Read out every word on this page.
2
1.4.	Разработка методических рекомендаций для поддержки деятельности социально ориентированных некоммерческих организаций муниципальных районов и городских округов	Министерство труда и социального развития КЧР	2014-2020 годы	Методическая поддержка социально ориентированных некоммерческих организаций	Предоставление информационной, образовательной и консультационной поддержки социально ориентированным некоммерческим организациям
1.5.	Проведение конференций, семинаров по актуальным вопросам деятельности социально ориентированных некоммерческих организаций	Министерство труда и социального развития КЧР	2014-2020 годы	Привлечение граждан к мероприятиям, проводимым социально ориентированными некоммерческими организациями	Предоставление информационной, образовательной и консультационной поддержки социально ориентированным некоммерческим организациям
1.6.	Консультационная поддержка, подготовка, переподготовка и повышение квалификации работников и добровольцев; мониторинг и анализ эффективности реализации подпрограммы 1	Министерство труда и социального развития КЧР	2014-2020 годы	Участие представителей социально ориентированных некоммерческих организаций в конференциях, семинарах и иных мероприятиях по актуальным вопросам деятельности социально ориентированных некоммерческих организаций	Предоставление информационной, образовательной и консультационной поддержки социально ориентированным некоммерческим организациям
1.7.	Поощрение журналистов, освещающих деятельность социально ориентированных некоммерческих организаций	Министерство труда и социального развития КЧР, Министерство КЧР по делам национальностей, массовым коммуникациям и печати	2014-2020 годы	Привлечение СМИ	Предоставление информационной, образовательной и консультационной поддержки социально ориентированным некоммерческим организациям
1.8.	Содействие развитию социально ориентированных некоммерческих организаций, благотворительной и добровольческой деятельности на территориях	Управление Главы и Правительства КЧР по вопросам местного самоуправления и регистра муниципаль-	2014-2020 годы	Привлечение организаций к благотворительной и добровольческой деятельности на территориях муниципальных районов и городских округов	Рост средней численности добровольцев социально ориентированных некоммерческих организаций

--

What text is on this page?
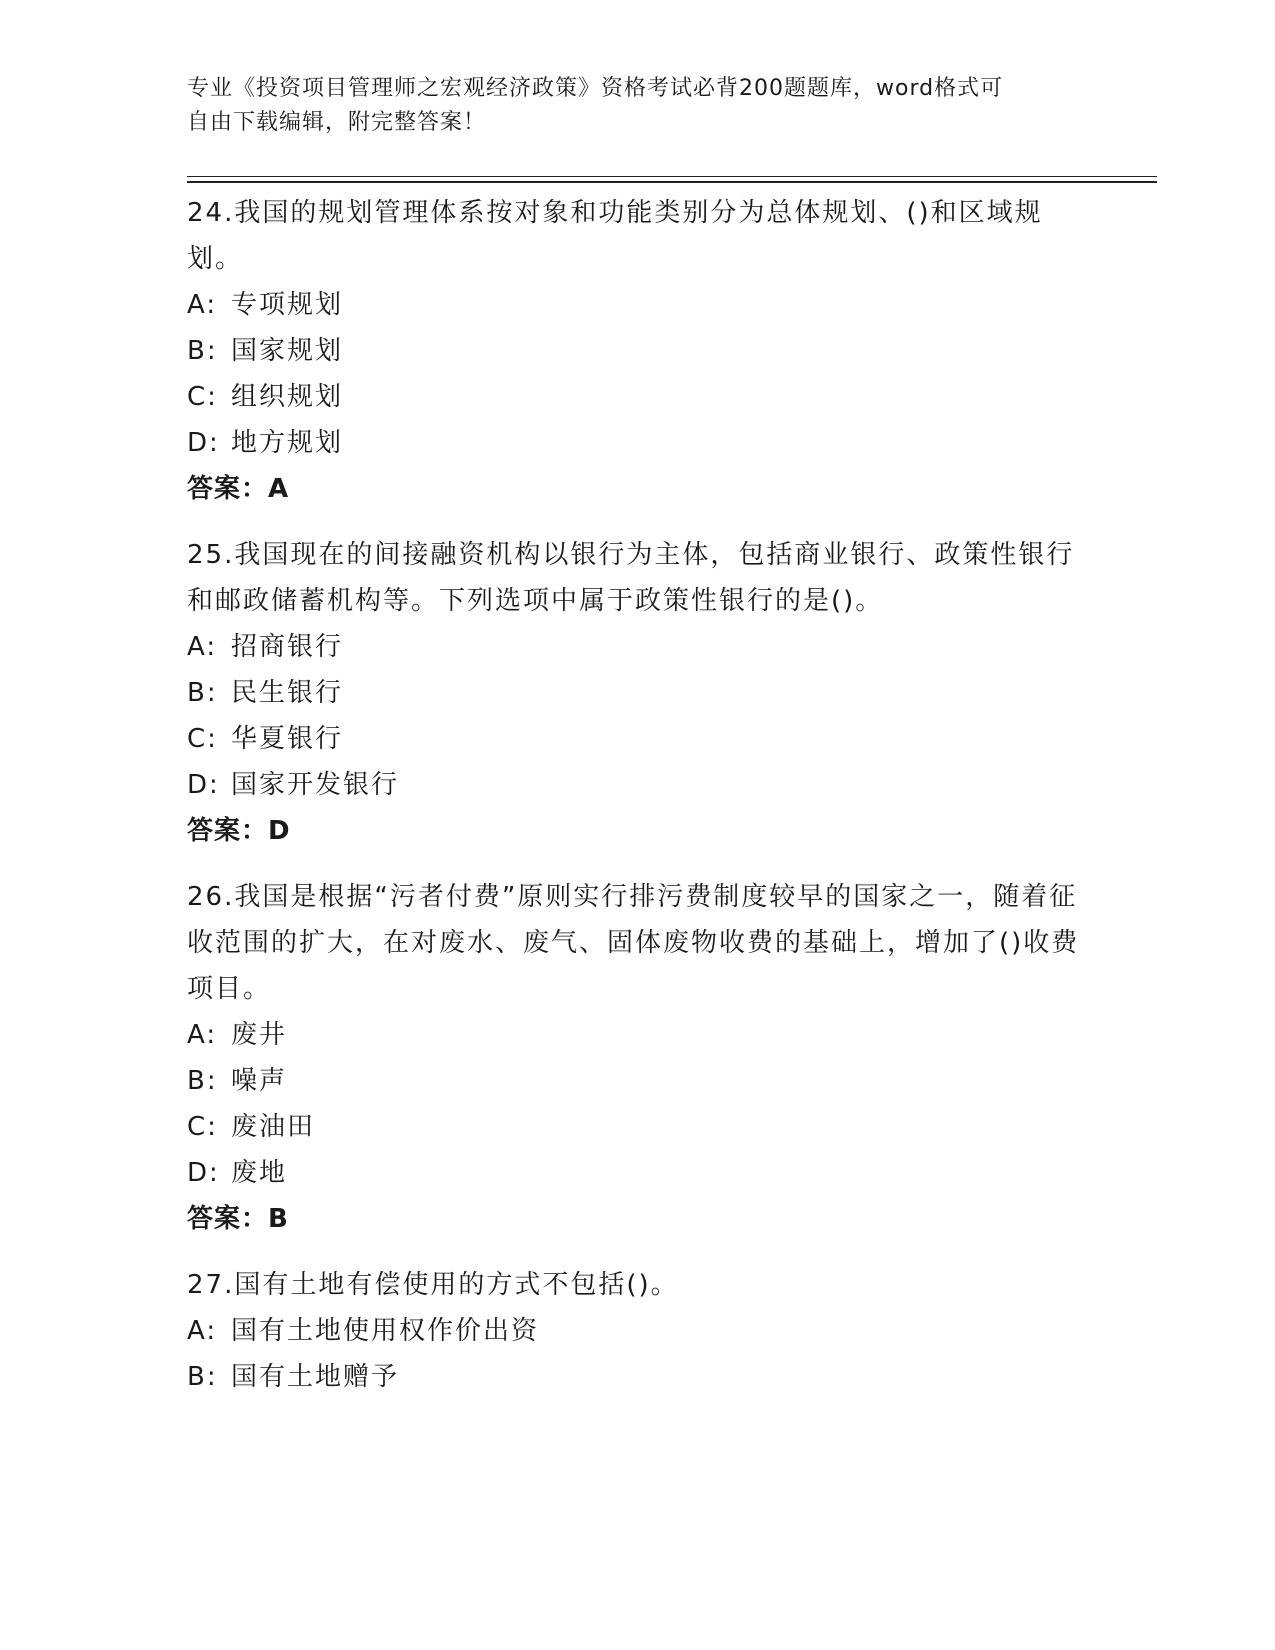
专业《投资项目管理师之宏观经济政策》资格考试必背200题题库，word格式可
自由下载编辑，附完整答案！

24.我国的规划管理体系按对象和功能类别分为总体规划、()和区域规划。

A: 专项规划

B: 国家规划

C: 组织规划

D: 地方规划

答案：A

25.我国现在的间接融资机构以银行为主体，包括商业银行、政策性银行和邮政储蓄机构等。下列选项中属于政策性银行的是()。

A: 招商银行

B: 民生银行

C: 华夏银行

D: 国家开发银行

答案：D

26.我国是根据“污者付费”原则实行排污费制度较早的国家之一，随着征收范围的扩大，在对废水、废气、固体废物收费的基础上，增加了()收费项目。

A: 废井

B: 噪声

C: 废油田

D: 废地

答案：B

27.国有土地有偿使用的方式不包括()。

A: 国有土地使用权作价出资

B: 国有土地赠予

--

● REQUIRED WORK: Using the listing above, show every line that includes the string "this".

● TASK RESPONSE:
Read out every word on this page.
What text is on this page?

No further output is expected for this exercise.